#### [RECORDS PROVIDED]
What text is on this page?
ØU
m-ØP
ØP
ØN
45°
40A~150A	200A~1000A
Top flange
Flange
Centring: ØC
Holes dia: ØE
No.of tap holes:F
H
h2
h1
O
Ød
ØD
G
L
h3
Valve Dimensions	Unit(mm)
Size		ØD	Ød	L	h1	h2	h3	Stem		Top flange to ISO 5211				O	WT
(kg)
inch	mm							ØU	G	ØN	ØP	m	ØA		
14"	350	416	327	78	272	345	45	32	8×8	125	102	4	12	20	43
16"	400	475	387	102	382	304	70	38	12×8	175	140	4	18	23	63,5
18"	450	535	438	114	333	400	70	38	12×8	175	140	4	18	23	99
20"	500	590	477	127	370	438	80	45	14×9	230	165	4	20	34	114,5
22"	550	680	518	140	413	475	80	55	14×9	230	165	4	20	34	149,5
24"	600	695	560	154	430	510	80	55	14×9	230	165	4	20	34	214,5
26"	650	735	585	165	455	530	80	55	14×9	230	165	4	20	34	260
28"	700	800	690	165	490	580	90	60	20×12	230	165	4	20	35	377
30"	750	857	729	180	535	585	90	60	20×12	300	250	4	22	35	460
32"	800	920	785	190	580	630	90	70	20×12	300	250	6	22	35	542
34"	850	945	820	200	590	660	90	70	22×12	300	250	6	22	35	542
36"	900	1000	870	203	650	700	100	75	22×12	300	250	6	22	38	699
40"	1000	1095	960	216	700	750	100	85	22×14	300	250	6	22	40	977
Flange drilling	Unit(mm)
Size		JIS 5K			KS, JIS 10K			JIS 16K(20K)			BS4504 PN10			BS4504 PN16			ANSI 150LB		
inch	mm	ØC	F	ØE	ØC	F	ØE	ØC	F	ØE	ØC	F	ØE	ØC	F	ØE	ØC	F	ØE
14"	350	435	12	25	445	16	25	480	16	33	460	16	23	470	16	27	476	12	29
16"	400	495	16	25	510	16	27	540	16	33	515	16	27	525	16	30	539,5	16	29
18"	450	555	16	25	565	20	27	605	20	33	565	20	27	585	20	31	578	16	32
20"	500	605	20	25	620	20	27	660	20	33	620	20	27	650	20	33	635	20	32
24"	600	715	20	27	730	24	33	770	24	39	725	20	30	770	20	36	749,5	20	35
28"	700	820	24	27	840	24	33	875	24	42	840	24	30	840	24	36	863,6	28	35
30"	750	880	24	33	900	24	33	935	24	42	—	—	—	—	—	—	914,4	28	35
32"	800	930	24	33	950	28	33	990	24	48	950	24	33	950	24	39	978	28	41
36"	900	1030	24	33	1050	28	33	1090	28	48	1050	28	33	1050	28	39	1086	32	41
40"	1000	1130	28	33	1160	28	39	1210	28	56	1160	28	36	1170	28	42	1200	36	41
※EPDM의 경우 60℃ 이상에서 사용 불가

#### [TASK OBJECTIVE]
Each line that has the word "inch" counts once. How many such lines are in the data? Give the number alone.

#### [EXERCISE ANSWER]
2